### [Directive]
Filter the records below for the word "source". Copy each line that holds it.

### [Given entries]
[start]

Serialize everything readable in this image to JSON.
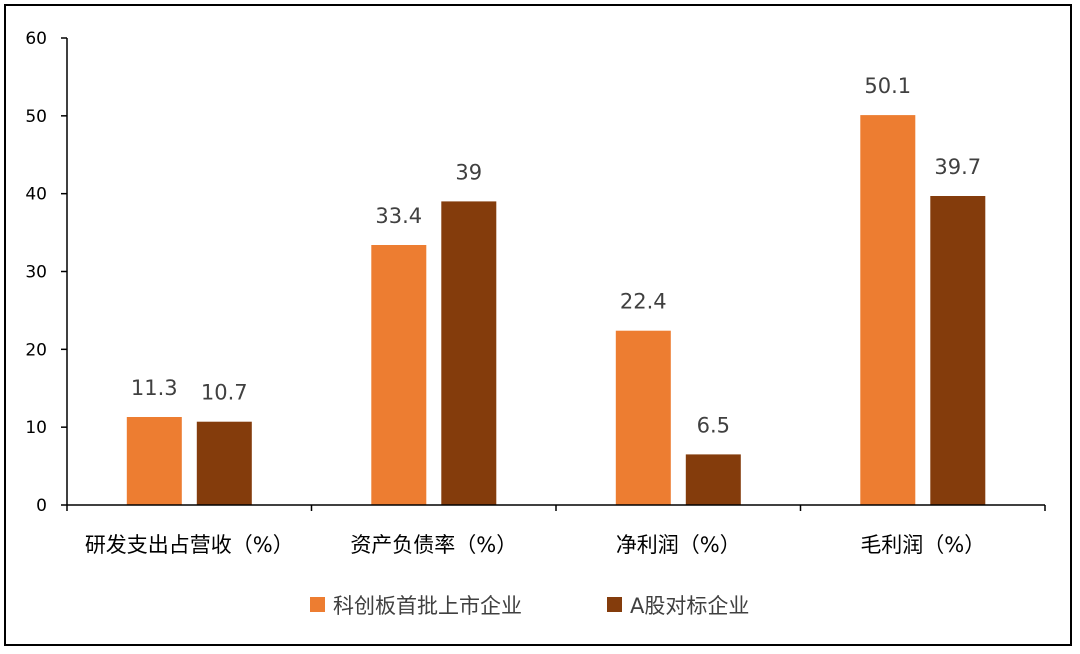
{
  "chart_data": {
    "type": "bar",
    "categories": [
      "研发支出占营收（%）",
      "资产负债率（%）",
      "净利润（%）",
      "毛利润（%）"
    ],
    "series": [
      {
        "name": "科创板首批上市企业",
        "values": [
          11.3,
          33.4,
          22.4,
          50.1
        ],
        "color": "#ED7D31"
      },
      {
        "name": "A股对标企业",
        "values": [
          10.7,
          39,
          6.5,
          39.7
        ],
        "color": "#843C0C"
      }
    ],
    "data_labels": [
      [
        "11.3",
        "33.4",
        "22.4",
        "50.1"
      ],
      [
        "10.7",
        "39",
        "6.5",
        "39.7"
      ]
    ],
    "y_ticks": [
      "0",
      "10",
      "20",
      "30",
      "40",
      "50",
      "60"
    ],
    "ylim": [
      0,
      60
    ],
    "grid": false,
    "legend_position": "bottom"
  }
}
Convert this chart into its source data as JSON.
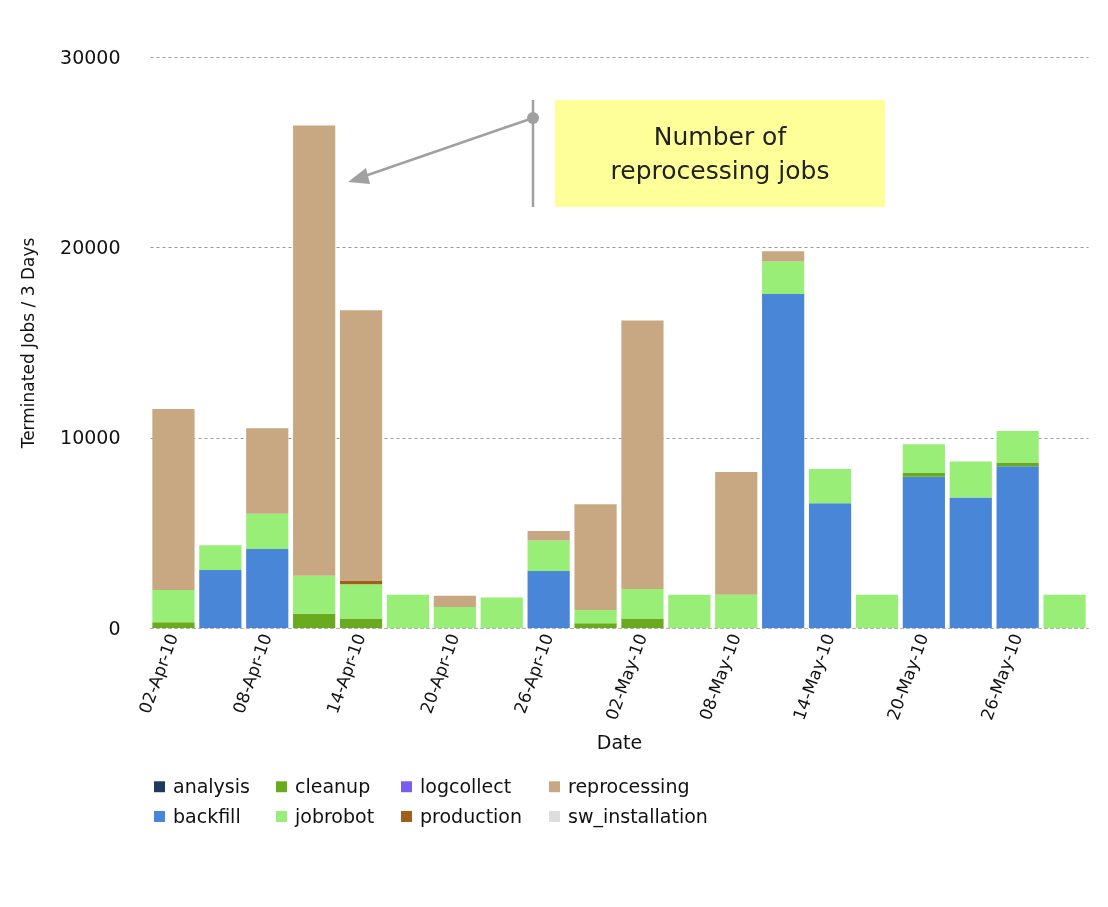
{
  "chart_data": {
    "type": "bar",
    "stacked": true,
    "xlabel": "Date",
    "ylabel": "Terminated Jobs / 3 Days",
    "categories": [
      "02-Apr-10",
      null,
      "08-Apr-10",
      null,
      "14-Apr-10",
      null,
      "20-Apr-10",
      null,
      "26-Apr-10",
      null,
      "02-May-10",
      null,
      "08-May-10",
      null,
      "14-May-10",
      null,
      "20-May-10",
      null,
      "26-May-10",
      null
    ],
    "series": [
      {
        "name": "analysis",
        "color": "#1f3a5f",
        "values": [
          0,
          0,
          0,
          0,
          0,
          0,
          0,
          0,
          0,
          0,
          0,
          0,
          0,
          0,
          0,
          0,
          0,
          0,
          0,
          0
        ]
      },
      {
        "name": "backfill",
        "color": "#4a86d8",
        "values": [
          0,
          3050,
          4150,
          0,
          0,
          0,
          0,
          0,
          3000,
          0,
          0,
          0,
          0,
          17550,
          6550,
          0,
          7950,
          6850,
          8500,
          0
        ]
      },
      {
        "name": "cleanup",
        "color": "#6aaa1e",
        "values": [
          300,
          0,
          0,
          750,
          500,
          0,
          0,
          0,
          0,
          250,
          500,
          0,
          0,
          0,
          0,
          0,
          200,
          0,
          200,
          0
        ]
      },
      {
        "name": "jobrobot",
        "color": "#99ee77",
        "values": [
          1700,
          1300,
          1850,
          2000,
          1800,
          1750,
          1100,
          1600,
          1600,
          700,
          1550,
          1750,
          1750,
          1700,
          1800,
          1750,
          1500,
          1900,
          1650,
          1750
        ]
      },
      {
        "name": "logcollect",
        "color": "#7b5cf0",
        "values": [
          0,
          0,
          0,
          0,
          0,
          0,
          0,
          0,
          0,
          0,
          0,
          0,
          0,
          0,
          0,
          0,
          0,
          0,
          0,
          0
        ]
      },
      {
        "name": "production",
        "color": "#a0601a",
        "values": [
          0,
          0,
          0,
          0,
          200,
          0,
          0,
          0,
          0,
          0,
          0,
          0,
          0,
          0,
          0,
          0,
          0,
          0,
          0,
          0
        ]
      },
      {
        "name": "reprocessing",
        "color": "#c8a882",
        "values": [
          9500,
          0,
          4500,
          23650,
          14200,
          0,
          600,
          0,
          500,
          5550,
          14100,
          0,
          6450,
          550,
          0,
          0,
          0,
          0,
          0,
          0
        ]
      },
      {
        "name": "sw_installation",
        "color": "#dddddd",
        "values": [
          0,
          0,
          0,
          0,
          0,
          0,
          0,
          0,
          0,
          0,
          0,
          0,
          0,
          0,
          0,
          0,
          0,
          0,
          0,
          0
        ]
      }
    ],
    "ylim": [
      0,
      30000
    ],
    "yticks": [
      0,
      10000,
      20000,
      30000
    ],
    "grid": "y",
    "legend": "bottom",
    "annotations": [
      "Number of\nreprocessing jobs"
    ]
  }
}
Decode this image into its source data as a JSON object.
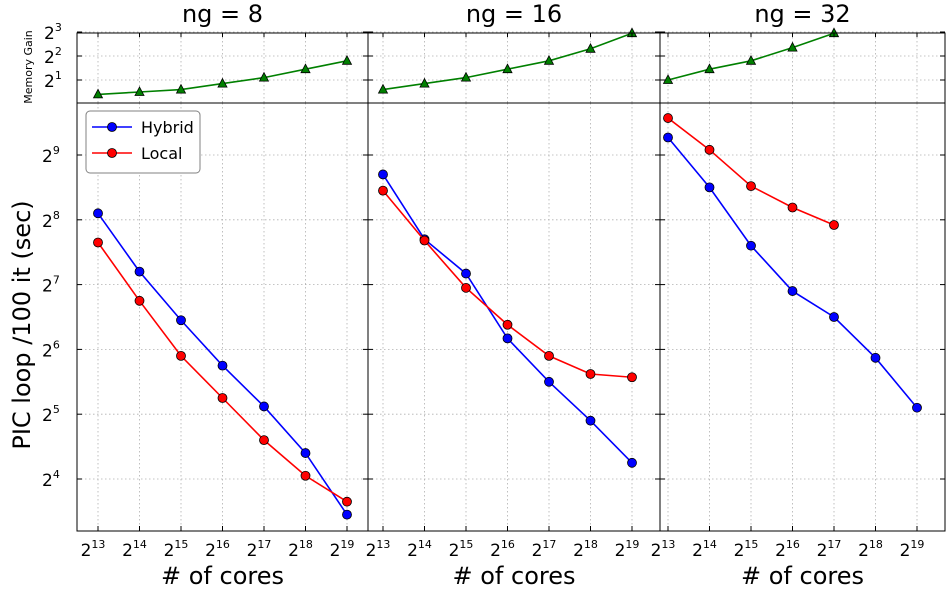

[end]

### [Expected answer]
Convert this chart into its source data as JSON.
Decode this image into its source data as a JSON object.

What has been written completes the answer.